Problem to work on> Examine the entries below, count the lines holding the string "watermark", and respond with the number only.

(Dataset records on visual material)
►

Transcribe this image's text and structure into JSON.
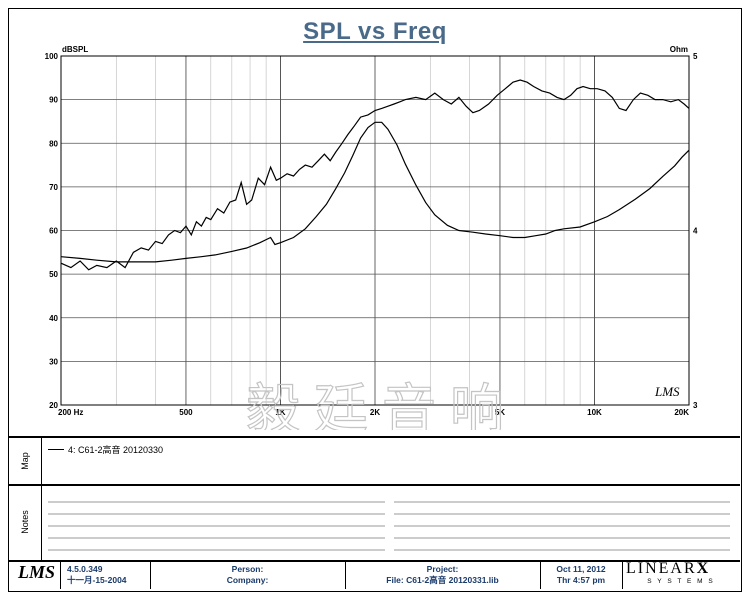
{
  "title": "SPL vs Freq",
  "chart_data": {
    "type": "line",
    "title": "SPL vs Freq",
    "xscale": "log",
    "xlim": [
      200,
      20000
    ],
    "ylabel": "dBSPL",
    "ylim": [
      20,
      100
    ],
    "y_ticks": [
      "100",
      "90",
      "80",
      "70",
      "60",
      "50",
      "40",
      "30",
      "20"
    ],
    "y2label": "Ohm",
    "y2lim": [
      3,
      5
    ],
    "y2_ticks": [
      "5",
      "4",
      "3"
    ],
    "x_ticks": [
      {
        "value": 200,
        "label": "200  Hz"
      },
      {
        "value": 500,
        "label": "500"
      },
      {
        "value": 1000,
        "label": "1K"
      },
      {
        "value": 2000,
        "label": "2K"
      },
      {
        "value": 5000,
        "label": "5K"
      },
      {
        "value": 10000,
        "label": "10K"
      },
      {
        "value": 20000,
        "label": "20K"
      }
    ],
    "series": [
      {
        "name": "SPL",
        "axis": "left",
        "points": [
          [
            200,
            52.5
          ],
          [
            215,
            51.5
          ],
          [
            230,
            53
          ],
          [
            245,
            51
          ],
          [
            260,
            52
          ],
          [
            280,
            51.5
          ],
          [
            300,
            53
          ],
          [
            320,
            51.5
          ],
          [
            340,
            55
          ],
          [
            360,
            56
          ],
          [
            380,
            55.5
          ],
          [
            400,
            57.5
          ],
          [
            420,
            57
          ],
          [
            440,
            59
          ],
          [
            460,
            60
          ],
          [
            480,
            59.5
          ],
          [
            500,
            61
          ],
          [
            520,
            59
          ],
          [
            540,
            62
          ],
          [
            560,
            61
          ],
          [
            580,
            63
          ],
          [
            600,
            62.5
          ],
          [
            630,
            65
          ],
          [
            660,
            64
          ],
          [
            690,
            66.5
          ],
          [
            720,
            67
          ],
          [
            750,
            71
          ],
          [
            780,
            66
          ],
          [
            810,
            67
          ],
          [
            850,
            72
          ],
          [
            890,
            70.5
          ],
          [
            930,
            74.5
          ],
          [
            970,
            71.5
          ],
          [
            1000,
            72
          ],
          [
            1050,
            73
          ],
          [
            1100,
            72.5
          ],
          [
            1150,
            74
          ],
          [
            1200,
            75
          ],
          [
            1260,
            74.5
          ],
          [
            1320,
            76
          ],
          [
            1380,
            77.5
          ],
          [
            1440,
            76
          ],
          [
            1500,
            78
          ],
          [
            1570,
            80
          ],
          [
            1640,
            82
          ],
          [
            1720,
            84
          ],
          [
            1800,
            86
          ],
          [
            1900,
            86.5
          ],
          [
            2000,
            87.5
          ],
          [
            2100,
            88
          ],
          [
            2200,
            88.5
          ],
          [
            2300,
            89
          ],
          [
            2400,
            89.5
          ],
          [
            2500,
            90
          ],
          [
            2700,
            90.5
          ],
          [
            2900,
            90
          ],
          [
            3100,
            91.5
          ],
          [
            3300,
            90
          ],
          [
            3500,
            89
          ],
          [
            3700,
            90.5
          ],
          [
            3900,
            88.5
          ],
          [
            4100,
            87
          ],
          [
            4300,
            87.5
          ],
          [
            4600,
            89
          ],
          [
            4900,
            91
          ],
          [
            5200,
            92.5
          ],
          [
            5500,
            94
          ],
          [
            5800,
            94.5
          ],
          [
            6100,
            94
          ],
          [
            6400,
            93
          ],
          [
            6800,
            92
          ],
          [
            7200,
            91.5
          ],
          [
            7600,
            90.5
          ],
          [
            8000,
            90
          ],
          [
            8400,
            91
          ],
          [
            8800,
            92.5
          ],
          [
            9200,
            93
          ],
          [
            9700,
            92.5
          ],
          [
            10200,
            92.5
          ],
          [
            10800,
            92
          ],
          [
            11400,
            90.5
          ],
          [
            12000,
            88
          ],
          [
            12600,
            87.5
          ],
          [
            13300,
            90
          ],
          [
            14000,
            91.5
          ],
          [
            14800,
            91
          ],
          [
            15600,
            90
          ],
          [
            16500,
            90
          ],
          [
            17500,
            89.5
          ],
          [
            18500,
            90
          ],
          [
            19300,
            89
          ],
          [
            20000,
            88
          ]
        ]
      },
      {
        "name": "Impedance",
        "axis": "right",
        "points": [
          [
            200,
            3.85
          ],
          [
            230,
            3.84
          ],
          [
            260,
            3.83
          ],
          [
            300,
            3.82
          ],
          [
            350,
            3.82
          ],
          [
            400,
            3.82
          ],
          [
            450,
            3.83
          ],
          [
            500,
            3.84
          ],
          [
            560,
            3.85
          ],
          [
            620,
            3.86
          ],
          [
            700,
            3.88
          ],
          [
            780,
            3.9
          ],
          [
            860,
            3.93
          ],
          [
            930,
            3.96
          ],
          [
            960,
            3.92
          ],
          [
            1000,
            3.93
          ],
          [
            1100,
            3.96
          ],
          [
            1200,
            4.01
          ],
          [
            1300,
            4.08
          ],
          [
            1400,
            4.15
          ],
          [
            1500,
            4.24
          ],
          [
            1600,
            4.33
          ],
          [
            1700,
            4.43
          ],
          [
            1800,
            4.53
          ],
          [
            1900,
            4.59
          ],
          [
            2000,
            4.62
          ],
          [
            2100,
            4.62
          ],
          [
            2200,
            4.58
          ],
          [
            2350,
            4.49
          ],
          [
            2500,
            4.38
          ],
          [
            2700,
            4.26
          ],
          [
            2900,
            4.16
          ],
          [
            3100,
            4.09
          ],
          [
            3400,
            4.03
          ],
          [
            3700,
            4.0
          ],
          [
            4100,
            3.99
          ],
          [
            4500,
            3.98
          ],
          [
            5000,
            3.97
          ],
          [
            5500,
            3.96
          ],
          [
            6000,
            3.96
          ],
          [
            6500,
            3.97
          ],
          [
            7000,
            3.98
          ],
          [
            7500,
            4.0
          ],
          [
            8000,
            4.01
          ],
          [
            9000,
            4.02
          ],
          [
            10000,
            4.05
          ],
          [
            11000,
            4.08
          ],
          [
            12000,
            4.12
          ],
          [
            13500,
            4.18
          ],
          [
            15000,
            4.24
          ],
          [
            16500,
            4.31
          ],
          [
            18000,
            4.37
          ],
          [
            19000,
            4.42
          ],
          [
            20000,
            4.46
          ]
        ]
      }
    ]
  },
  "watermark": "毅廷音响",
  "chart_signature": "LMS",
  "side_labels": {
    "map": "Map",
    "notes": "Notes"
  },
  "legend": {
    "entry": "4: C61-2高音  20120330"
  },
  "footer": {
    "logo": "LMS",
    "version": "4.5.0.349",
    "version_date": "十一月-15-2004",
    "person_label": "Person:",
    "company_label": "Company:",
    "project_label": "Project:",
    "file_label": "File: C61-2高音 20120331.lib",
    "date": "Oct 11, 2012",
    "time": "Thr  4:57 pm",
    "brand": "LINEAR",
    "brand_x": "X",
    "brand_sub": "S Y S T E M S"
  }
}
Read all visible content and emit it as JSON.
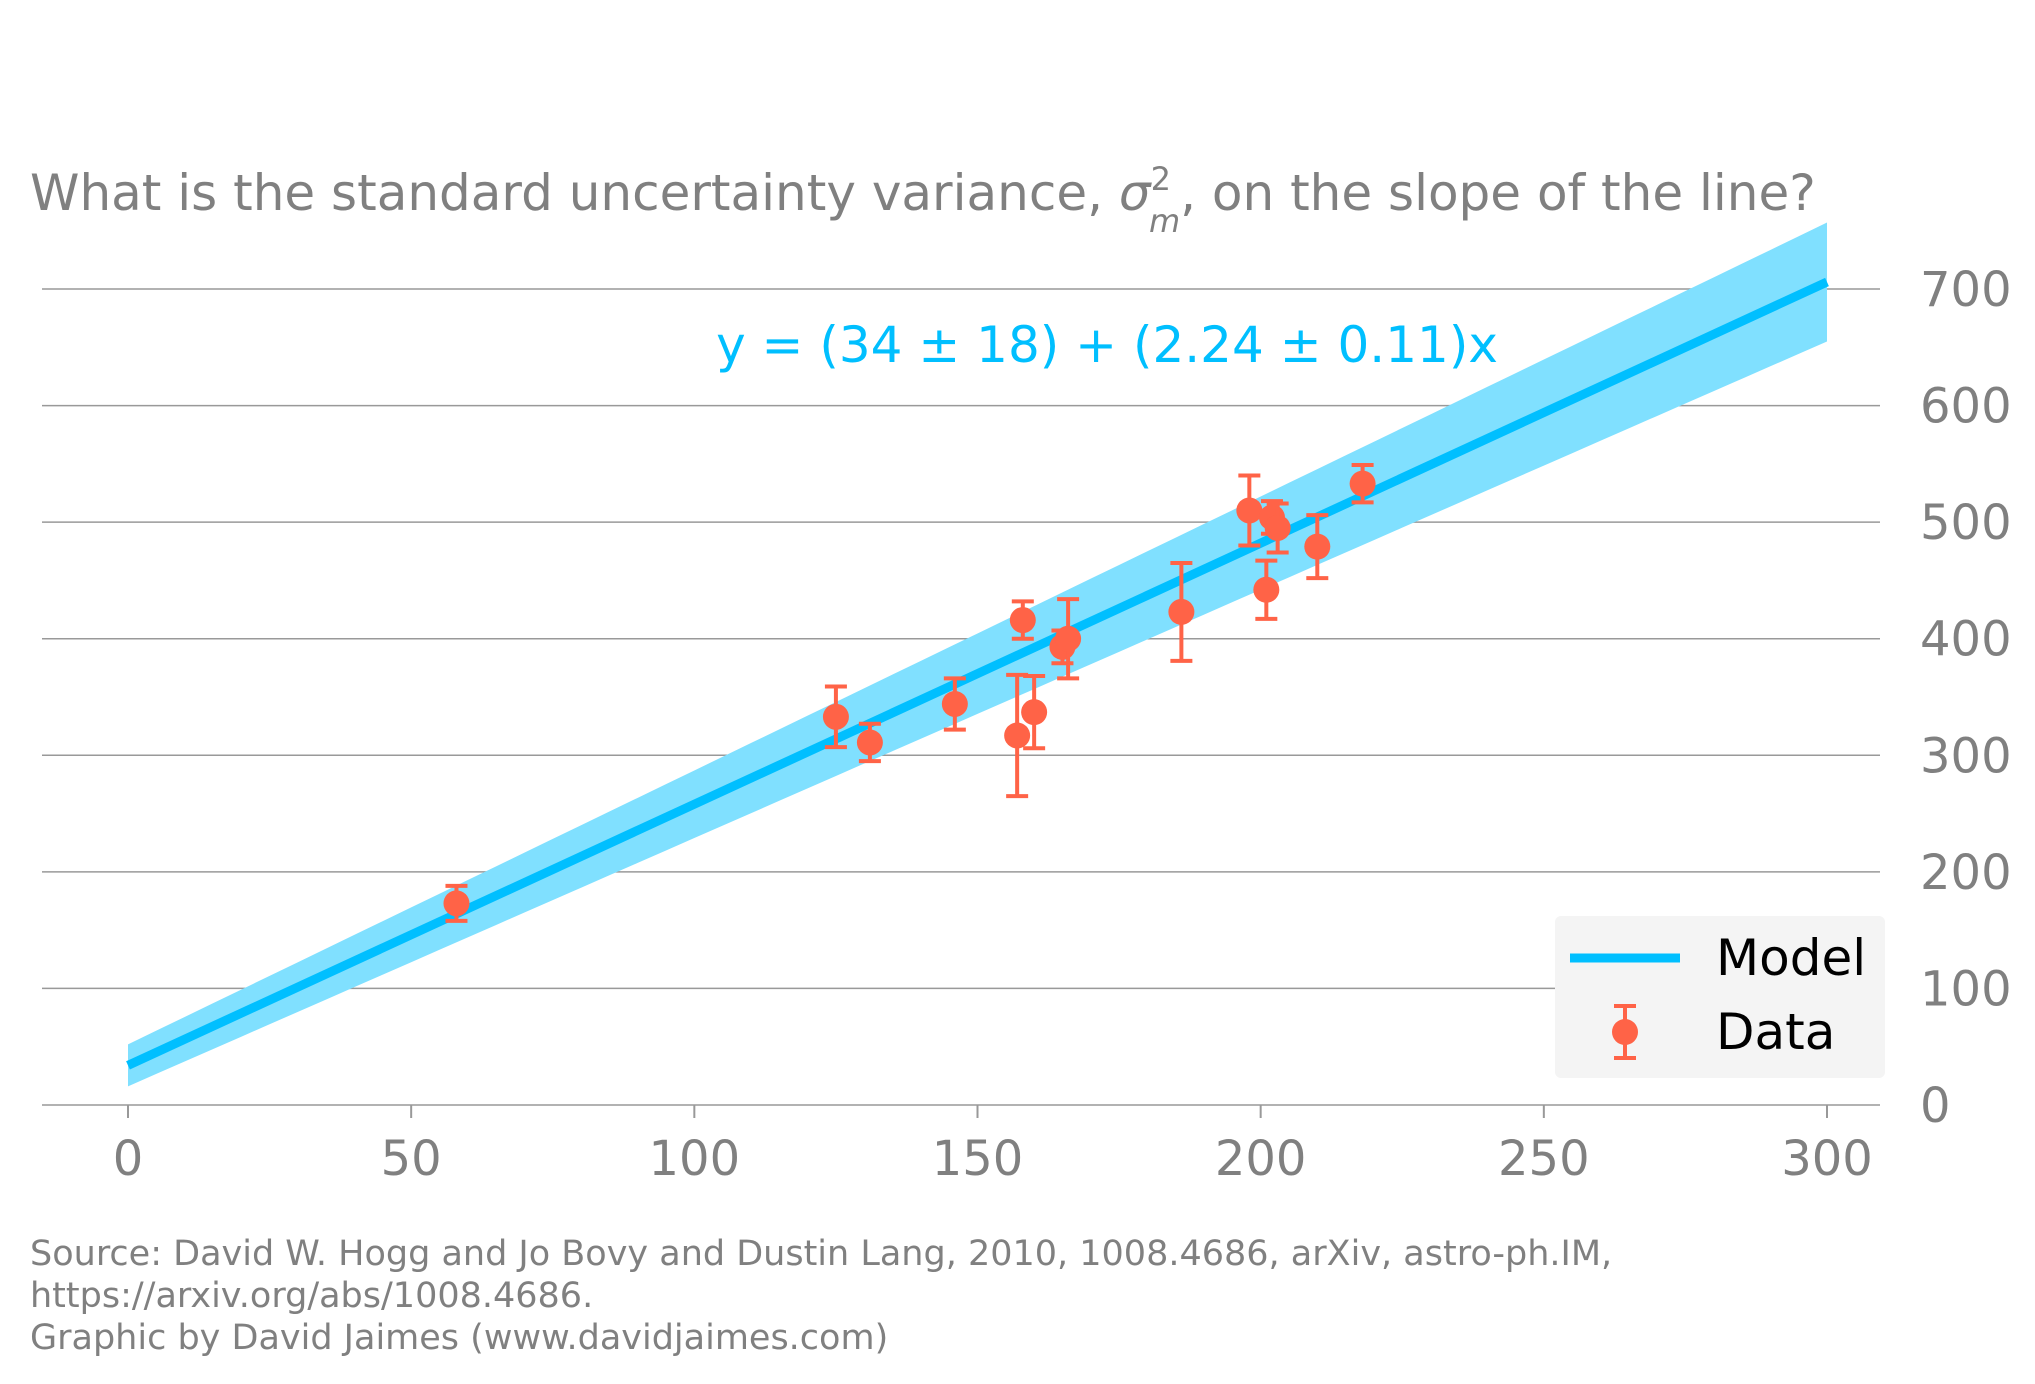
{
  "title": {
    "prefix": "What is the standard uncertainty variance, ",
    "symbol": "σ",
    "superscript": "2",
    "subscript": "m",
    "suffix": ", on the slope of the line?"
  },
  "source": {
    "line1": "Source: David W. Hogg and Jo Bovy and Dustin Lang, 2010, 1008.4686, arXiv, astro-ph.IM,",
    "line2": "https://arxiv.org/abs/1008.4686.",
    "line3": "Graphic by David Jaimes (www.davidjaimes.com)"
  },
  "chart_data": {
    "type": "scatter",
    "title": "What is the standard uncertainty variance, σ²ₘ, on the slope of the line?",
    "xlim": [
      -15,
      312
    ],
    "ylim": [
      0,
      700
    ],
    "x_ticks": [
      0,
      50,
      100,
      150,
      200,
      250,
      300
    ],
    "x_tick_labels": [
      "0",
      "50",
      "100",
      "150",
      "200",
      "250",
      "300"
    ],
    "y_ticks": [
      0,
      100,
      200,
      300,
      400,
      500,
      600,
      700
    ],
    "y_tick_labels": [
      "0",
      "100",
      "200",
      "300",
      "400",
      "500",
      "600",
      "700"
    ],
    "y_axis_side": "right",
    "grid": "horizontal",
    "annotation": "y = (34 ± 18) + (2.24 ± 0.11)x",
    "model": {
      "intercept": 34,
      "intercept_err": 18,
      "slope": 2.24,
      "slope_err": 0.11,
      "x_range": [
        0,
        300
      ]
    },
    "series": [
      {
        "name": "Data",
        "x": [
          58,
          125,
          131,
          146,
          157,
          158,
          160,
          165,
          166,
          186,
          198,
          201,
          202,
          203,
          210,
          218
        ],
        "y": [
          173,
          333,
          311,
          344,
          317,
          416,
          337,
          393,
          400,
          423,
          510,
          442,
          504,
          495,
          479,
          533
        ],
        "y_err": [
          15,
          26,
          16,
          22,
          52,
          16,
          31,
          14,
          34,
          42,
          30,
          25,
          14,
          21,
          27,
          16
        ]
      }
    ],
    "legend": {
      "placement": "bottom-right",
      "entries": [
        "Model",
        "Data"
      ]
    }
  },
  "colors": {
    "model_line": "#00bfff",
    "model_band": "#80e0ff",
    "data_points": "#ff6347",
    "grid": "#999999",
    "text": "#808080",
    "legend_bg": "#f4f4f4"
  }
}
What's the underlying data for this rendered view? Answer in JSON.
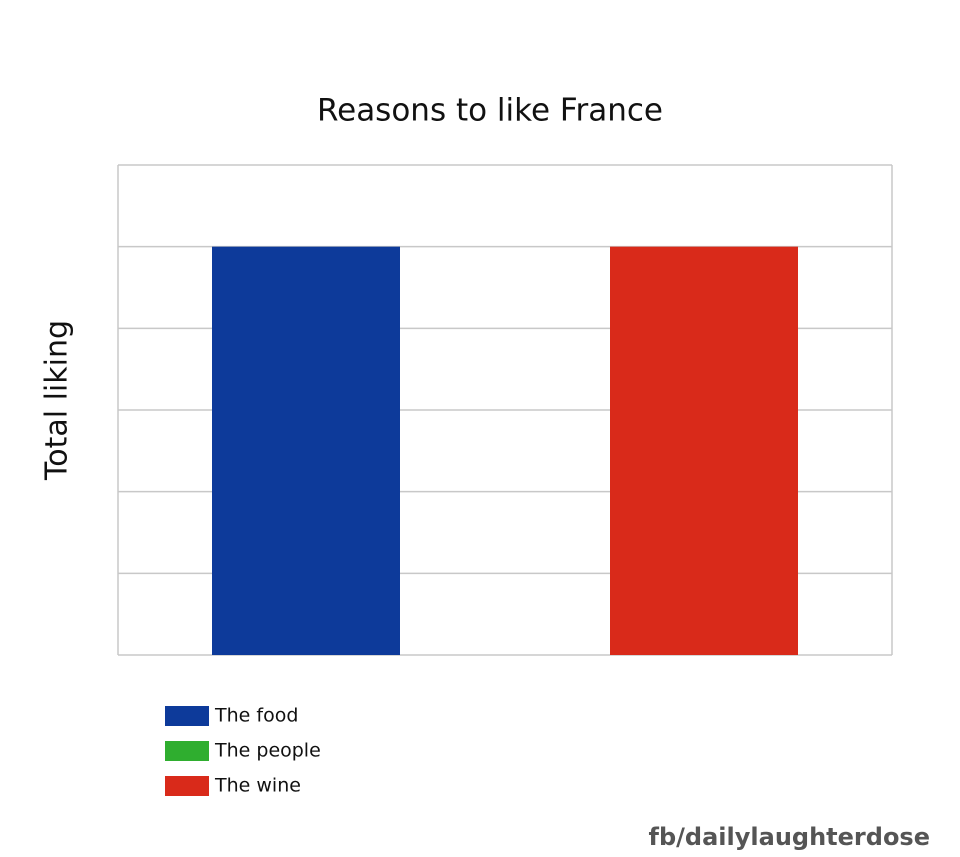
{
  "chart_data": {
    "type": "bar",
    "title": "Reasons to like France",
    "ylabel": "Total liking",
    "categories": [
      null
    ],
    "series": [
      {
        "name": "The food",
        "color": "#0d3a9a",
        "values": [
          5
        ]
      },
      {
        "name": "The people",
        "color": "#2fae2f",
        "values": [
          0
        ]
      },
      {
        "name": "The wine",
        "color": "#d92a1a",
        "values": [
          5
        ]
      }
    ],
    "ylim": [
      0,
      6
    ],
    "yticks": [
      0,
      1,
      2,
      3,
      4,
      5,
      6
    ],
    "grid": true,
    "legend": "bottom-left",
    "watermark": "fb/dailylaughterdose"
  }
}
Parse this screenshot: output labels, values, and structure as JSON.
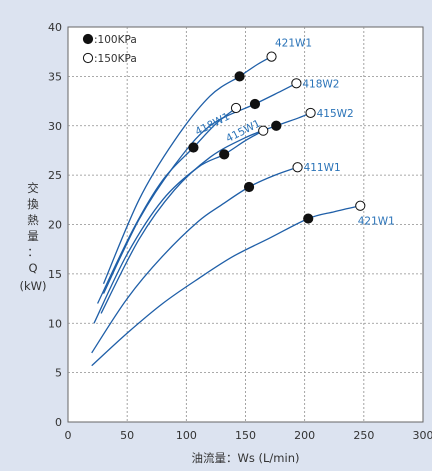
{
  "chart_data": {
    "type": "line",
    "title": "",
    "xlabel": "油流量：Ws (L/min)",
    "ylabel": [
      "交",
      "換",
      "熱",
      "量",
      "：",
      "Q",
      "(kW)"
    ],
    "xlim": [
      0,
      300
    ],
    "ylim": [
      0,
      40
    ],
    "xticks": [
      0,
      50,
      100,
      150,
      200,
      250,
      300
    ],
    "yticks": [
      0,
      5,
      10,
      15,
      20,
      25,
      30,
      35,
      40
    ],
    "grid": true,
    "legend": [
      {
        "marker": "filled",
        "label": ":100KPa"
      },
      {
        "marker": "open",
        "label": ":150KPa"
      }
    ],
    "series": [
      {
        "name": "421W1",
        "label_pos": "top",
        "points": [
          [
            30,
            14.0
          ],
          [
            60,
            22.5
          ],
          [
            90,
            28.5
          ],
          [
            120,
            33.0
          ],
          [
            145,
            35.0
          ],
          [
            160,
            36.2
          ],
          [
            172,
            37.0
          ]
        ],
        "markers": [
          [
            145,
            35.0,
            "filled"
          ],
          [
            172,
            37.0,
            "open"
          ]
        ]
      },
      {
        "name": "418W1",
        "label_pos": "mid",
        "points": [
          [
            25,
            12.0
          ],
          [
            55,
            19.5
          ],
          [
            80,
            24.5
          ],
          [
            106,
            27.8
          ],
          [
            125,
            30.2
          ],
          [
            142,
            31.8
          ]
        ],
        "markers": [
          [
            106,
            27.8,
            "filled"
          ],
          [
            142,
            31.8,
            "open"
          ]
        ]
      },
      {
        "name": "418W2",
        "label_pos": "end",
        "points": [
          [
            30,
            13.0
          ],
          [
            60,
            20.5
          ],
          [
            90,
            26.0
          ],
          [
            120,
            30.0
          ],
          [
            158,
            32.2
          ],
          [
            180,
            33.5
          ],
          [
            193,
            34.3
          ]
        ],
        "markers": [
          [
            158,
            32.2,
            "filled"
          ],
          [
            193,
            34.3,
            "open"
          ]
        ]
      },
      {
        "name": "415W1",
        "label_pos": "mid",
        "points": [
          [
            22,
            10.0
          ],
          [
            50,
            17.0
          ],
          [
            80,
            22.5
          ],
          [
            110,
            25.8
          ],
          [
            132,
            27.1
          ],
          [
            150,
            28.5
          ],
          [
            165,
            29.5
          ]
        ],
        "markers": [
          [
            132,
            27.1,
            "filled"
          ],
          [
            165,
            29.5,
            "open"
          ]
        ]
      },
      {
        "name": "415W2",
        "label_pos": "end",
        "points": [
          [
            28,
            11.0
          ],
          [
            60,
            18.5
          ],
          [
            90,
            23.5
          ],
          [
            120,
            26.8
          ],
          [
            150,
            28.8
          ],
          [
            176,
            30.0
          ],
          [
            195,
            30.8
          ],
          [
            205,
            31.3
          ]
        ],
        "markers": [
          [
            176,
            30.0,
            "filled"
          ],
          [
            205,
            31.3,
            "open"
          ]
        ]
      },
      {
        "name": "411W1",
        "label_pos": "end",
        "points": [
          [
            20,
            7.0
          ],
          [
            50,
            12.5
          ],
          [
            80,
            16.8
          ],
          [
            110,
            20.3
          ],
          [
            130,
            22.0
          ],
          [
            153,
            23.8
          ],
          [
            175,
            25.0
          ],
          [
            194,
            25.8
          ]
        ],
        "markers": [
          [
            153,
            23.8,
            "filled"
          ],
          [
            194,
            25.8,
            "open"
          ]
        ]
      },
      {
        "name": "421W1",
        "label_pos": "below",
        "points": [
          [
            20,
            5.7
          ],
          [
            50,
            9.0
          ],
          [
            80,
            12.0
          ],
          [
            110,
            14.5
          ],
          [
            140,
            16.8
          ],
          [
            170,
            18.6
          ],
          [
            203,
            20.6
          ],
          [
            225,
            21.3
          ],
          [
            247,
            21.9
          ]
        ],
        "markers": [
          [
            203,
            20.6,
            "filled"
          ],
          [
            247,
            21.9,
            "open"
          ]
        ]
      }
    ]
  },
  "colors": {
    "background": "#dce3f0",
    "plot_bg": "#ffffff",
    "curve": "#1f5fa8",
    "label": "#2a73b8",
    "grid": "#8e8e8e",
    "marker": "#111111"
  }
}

◄

Expected answer> 2